### DO THIS
Write out the full set of records exactly. Any pictures in them do not belong in the copy.

——————

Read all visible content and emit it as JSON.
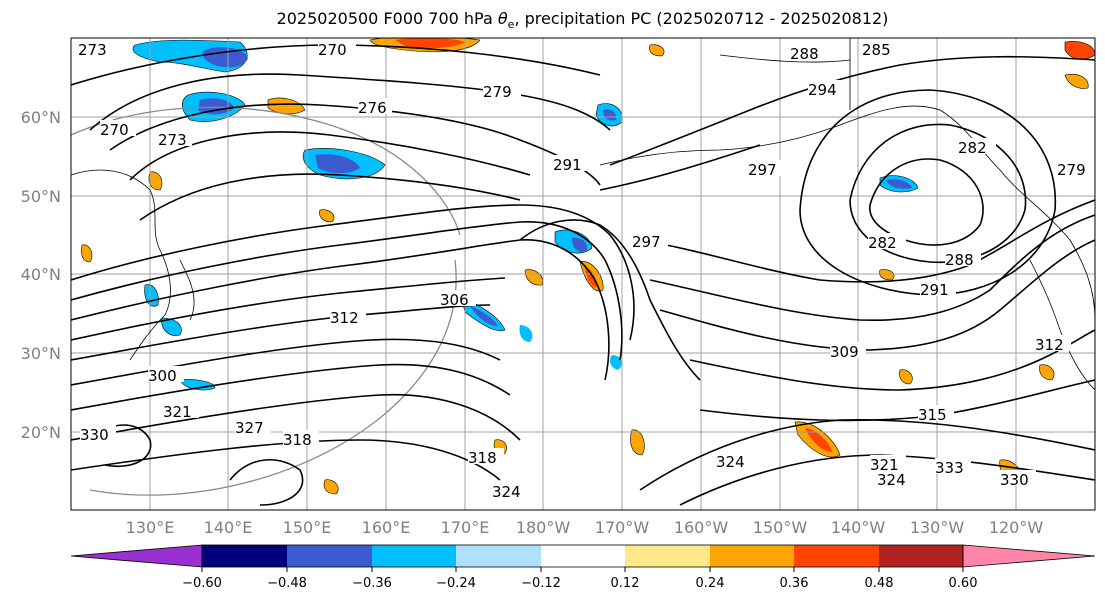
{
  "title": {
    "prefix": "2025020500 F000 700 hPa ",
    "theta": "θ",
    "sub": "e",
    "suffix": ", precipitation PC (2025020712 - 2025020812)"
  },
  "lat_labels": [
    "60°N",
    "50°N",
    "40°N",
    "30°N",
    "20°N"
  ],
  "lon_labels": [
    "130°E",
    "140°E",
    "150°E",
    "160°E",
    "170°E",
    "180°W",
    "170°W",
    "160°W",
    "150°W",
    "140°W",
    "130°W",
    "120°W"
  ],
  "contour_labels": [
    "273",
    "270",
    "270",
    "273",
    "276",
    "279",
    "288",
    "285",
    "294",
    "282",
    "291",
    "297",
    "282",
    "288",
    "291",
    "297",
    "306",
    "309",
    "312",
    "300",
    "321",
    "327",
    "318",
    "330",
    "318",
    "324",
    "324",
    "315",
    "321",
    "324",
    "333",
    "330",
    "312",
    "279"
  ],
  "colorbar": {
    "colors": [
      "#9b30d0",
      "#00007f",
      "#3a5cd0",
      "#00bfff",
      "#afe0ff",
      "#ffffff",
      "#ffe88a",
      "#ffa500",
      "#ff4500",
      "#b22222",
      "#ff85a8"
    ],
    "tick_labels": [
      "−0.60",
      "−0.48",
      "−0.36",
      "−0.24",
      "−0.12",
      "0.12",
      "0.24",
      "0.36",
      "0.48",
      "0.60"
    ]
  }
}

——————

### SOLUTION TO THIS TASK
Read all visible content and emit it as JSON.
{
  "title": {
    "prefix": "2025020500 F000 700 hPa ",
    "theta": "θ",
    "sub": "e",
    "suffix": ", precipitation PC (2025020712 - 2025020812)"
  },
  "lat_labels": [
    "60°N",
    "50°N",
    "40°N",
    "30°N",
    "20°N"
  ],
  "lon_labels": [
    "130°E",
    "140°E",
    "150°E",
    "160°E",
    "170°E",
    "180°W",
    "170°W",
    "160°W",
    "150°W",
    "140°W",
    "130°W",
    "120°W"
  ],
  "contour_labels": [
    "273",
    "270",
    "270",
    "273",
    "276",
    "279",
    "288",
    "285",
    "294",
    "282",
    "291",
    "297",
    "282",
    "288",
    "291",
    "297",
    "306",
    "309",
    "312",
    "300",
    "321",
    "327",
    "318",
    "330",
    "318",
    "324",
    "324",
    "315",
    "321",
    "324",
    "333",
    "330",
    "312",
    "279"
  ],
  "colorbar": {
    "colors": [
      "#9b30d0",
      "#00007f",
      "#3a5cd0",
      "#00bfff",
      "#afe0ff",
      "#ffffff",
      "#ffe88a",
      "#ffa500",
      "#ff4500",
      "#b22222",
      "#ff85a8"
    ],
    "tick_labels": [
      "−0.60",
      "−0.48",
      "−0.36",
      "−0.24",
      "−0.12",
      "0.12",
      "0.24",
      "0.36",
      "0.48",
      "0.60"
    ]
  }
}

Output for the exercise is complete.